**What the task requires**
Pick out each line below containing "velocità".

►

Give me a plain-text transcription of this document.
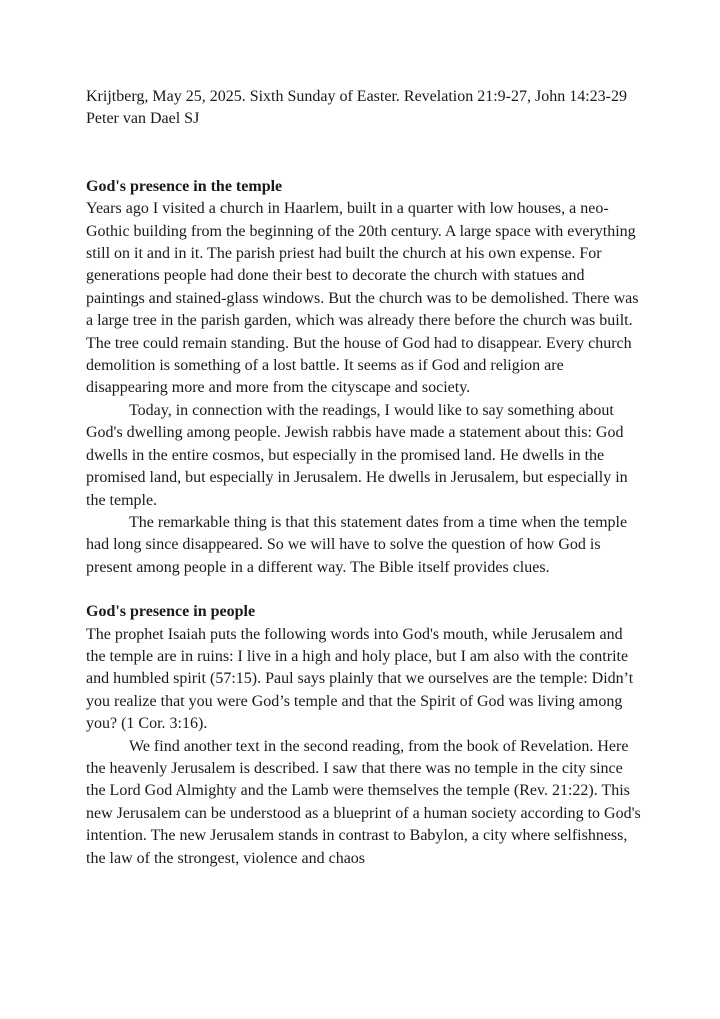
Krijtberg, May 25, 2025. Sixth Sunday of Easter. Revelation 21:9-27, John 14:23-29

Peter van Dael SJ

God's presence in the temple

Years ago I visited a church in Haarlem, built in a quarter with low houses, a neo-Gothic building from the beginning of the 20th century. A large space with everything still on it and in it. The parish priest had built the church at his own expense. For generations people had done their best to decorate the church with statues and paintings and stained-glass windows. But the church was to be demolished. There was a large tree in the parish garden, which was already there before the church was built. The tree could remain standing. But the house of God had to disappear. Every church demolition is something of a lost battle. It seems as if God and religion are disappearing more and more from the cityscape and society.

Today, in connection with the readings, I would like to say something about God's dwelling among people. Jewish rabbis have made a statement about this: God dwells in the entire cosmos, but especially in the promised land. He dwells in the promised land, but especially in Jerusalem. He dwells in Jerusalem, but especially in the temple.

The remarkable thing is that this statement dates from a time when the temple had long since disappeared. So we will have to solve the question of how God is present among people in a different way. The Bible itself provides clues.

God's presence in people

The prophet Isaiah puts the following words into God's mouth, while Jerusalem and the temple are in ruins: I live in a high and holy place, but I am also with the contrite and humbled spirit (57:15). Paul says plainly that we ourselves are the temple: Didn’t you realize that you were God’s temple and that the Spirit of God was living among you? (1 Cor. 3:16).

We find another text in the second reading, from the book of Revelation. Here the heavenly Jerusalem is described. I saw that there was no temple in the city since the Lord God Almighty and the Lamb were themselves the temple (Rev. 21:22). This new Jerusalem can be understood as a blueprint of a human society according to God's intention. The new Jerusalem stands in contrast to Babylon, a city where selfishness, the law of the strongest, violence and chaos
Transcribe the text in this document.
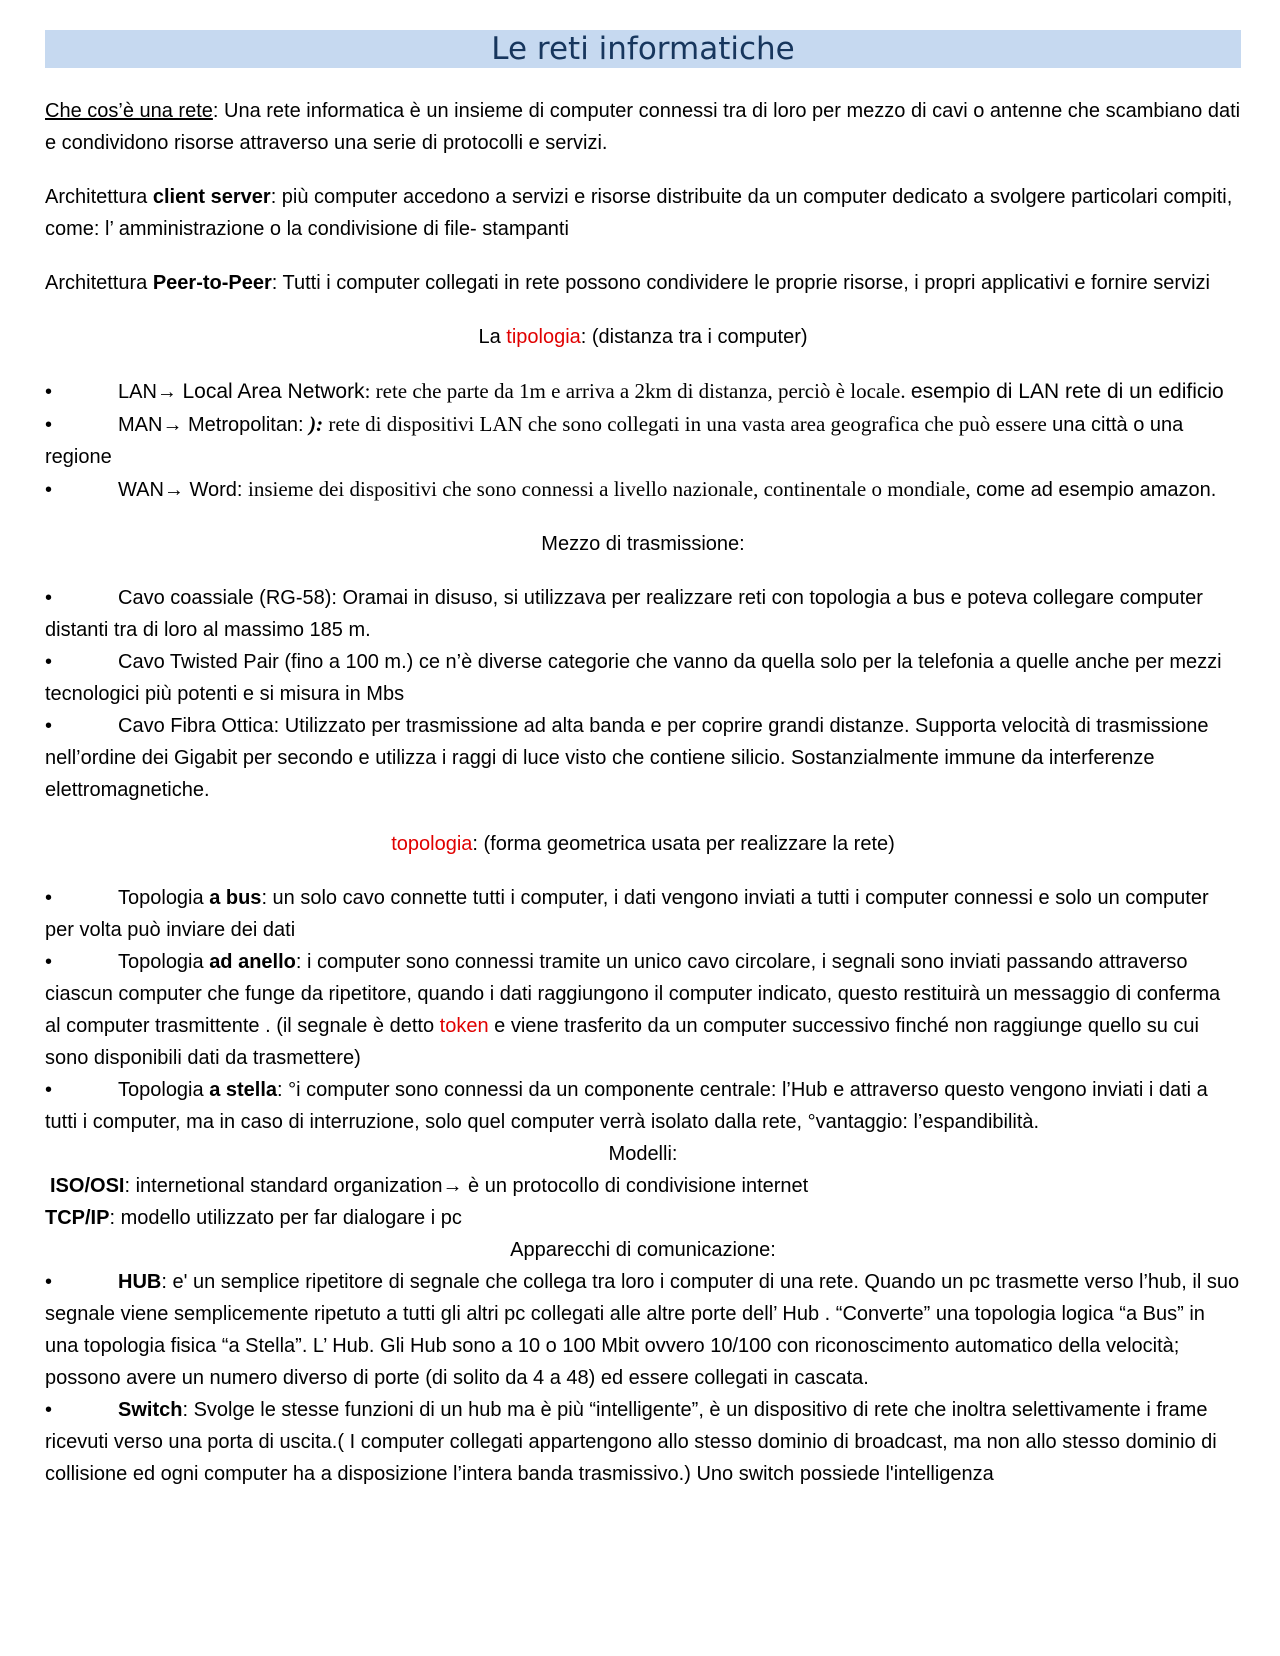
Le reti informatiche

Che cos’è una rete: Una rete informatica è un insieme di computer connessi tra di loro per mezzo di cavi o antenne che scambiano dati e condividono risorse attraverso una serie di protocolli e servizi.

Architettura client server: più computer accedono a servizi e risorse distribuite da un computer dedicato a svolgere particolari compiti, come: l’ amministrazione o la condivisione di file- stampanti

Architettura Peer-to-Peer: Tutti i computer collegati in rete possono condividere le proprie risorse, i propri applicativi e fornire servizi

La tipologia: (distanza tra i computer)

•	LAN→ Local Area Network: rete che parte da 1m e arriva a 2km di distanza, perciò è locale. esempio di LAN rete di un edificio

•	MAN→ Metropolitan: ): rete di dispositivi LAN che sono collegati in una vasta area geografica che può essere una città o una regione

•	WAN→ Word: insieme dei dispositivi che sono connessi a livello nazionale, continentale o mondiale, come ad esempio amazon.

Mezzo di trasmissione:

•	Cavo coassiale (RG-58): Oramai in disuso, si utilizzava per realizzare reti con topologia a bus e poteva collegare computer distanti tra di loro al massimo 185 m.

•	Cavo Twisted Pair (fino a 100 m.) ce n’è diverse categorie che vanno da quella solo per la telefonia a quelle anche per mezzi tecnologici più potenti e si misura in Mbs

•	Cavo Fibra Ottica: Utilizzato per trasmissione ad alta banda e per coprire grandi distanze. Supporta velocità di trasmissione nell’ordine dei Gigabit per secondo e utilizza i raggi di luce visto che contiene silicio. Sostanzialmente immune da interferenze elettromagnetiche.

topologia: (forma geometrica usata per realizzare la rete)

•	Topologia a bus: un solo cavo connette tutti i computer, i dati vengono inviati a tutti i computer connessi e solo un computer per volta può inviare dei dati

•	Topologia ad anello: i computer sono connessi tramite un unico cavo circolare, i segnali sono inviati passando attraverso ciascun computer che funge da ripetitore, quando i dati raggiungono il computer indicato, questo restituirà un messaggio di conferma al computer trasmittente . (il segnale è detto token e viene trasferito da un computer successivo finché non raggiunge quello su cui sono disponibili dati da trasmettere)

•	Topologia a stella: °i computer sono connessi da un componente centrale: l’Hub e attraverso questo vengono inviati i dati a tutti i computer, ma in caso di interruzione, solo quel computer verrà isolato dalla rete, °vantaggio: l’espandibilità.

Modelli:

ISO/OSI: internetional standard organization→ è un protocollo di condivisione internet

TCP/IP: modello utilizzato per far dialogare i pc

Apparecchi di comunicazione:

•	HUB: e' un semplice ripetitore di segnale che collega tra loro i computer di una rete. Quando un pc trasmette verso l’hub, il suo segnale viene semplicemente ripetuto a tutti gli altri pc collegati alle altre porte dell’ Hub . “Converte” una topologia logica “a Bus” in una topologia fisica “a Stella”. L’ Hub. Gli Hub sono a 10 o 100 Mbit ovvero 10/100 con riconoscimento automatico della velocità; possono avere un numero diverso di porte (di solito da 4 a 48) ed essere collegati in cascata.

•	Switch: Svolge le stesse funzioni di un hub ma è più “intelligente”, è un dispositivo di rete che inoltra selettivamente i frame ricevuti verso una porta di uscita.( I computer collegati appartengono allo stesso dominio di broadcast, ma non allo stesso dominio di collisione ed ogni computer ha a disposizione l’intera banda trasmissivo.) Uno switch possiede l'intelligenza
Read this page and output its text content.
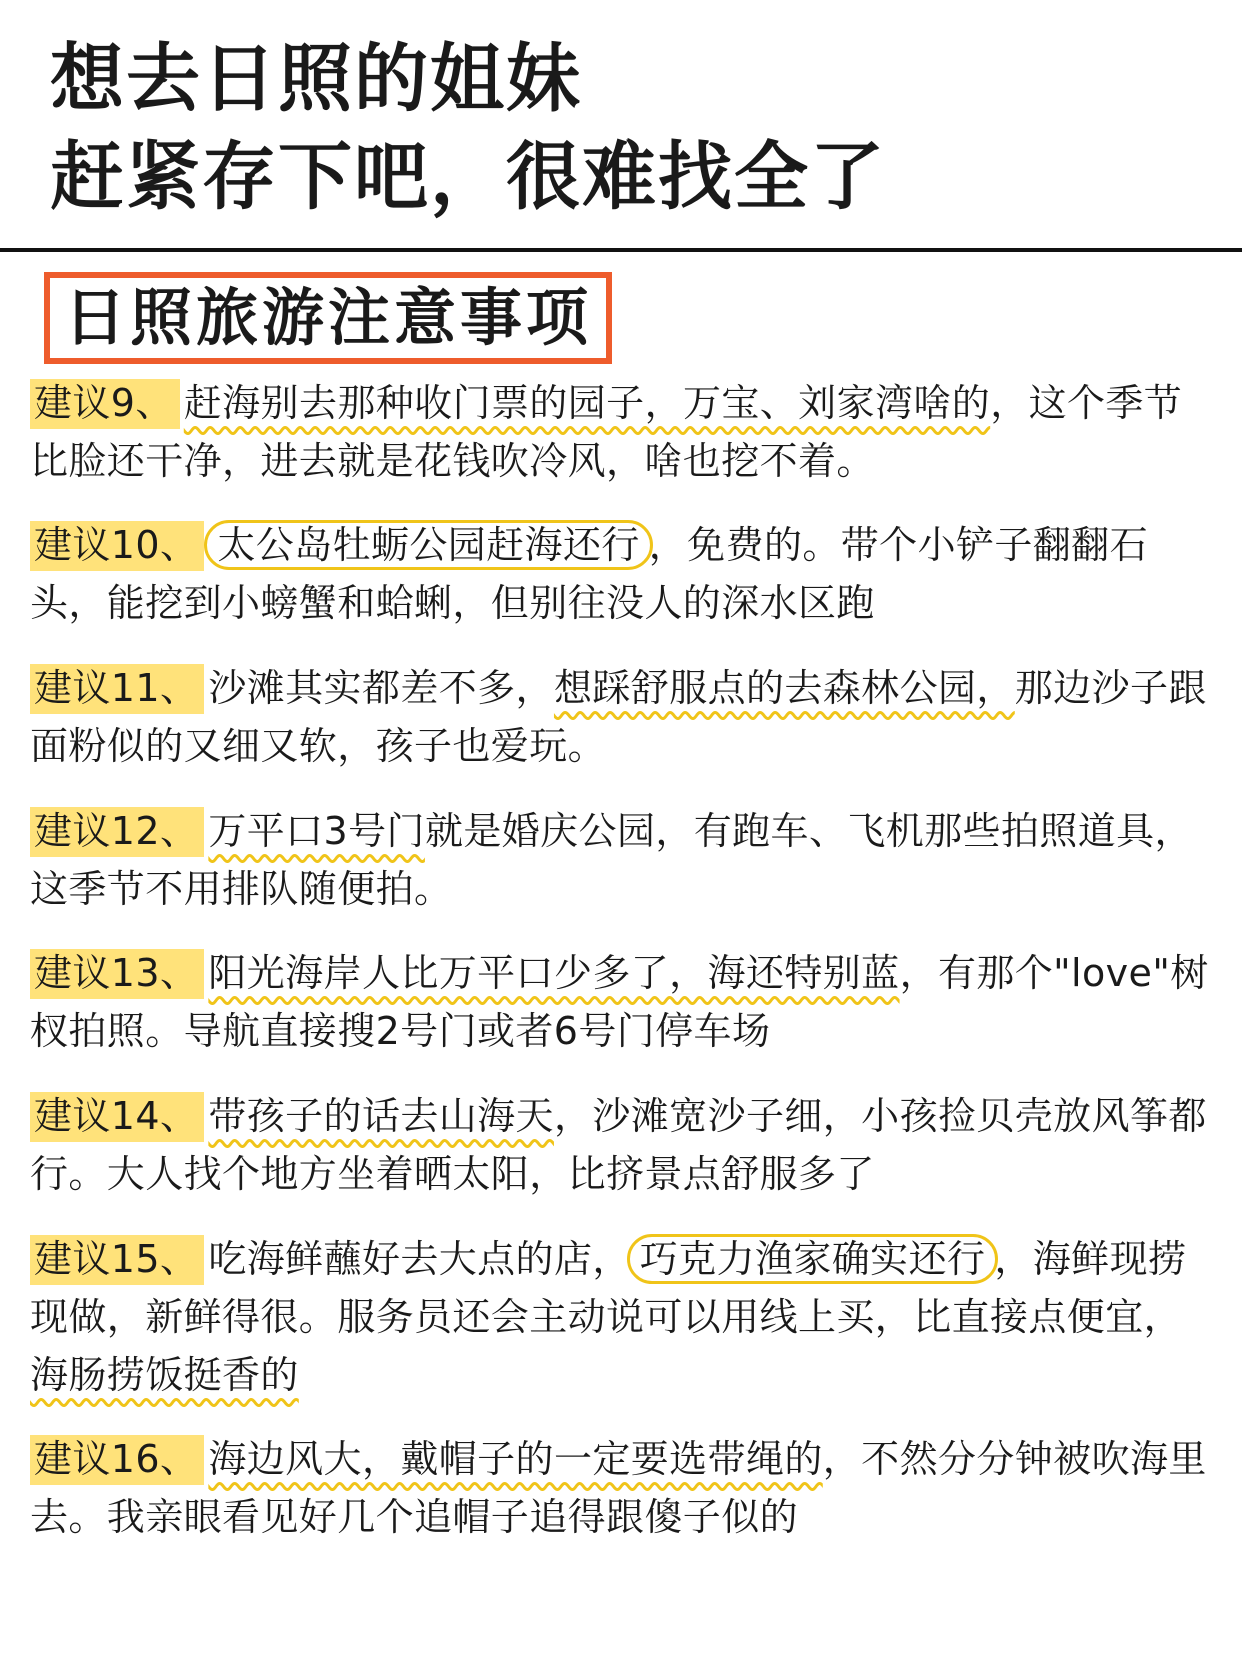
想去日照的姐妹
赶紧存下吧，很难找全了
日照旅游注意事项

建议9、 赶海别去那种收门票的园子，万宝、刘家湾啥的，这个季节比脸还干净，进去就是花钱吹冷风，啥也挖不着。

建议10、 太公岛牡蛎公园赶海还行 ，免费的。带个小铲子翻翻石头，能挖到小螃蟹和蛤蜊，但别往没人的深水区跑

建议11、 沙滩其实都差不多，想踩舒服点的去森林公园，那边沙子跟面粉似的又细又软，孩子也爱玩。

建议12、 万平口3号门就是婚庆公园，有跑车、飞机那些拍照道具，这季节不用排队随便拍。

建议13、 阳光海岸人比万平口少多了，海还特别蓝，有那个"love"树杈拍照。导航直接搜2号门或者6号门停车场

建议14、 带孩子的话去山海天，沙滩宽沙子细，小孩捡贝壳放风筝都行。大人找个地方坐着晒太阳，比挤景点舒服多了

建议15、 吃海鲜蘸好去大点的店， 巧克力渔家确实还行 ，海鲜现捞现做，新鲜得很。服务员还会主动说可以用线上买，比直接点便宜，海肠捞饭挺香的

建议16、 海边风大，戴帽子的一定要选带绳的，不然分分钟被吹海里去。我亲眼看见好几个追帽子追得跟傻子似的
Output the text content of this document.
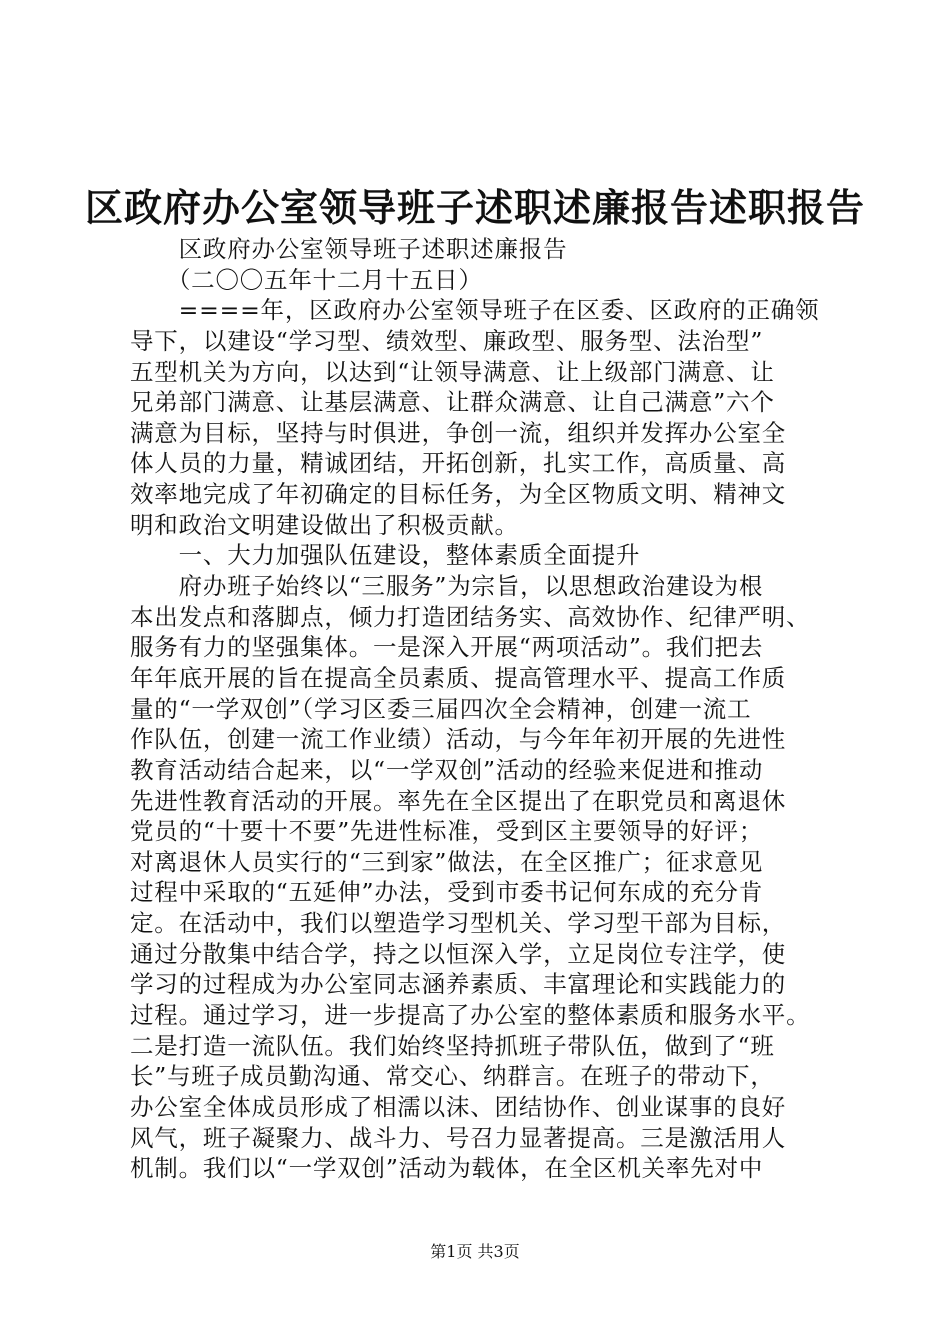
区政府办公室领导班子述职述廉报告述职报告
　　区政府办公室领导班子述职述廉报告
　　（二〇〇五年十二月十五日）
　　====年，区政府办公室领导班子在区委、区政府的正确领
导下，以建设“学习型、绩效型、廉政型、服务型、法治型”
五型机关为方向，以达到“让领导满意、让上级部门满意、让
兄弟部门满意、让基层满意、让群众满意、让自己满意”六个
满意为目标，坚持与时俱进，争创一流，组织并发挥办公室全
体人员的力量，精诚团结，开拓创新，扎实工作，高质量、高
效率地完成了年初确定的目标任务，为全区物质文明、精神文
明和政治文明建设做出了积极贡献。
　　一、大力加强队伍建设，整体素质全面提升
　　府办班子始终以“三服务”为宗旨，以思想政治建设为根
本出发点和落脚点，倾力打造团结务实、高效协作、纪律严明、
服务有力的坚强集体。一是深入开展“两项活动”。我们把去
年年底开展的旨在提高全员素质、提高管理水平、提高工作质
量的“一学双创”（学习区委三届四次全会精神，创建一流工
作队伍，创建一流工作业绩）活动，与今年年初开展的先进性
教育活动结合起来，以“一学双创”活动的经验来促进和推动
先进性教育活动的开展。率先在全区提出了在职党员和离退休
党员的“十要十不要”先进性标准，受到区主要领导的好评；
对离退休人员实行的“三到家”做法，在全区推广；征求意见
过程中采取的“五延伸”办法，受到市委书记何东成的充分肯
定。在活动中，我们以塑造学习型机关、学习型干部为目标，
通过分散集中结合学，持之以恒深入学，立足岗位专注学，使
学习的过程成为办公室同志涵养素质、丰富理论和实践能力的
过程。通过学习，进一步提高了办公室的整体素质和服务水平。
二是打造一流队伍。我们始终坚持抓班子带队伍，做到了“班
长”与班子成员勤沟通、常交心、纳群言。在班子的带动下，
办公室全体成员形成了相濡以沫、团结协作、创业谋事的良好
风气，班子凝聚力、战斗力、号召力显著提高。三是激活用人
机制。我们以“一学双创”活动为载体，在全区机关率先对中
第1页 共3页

◄

**Result of this task**
•	Cavo Fibra Ottica: Utilizzato per trasmissione ad alta banda e per coprire grandi distanze. Supporta velocità di trasmissione nell’ordine dei Gigabit per secondo e utilizza i raggi di luce visto che contiene silicio. Sostanzialmente immune da interferenze elettromagnetiche.
•	HUB: e' un semplice ripetitore di segnale che collega tra loro i computer di una rete. Quando un pc trasmette verso l’hub, il suo segnale viene semplicemente ripetuto a tutti gli altri pc collegati alle altre porte dell’ Hub . “Converte” una topologia logica “a Bus” in una topologia fisica “a Stella”. L’ Hub. Gli Hub sono a 10 o 100 Mbit ovvero 10/100 con riconoscimento automatico della velocità; possono avere un numero diverso di porte (di solito da 4 a 48) ed essere collegati in cascata.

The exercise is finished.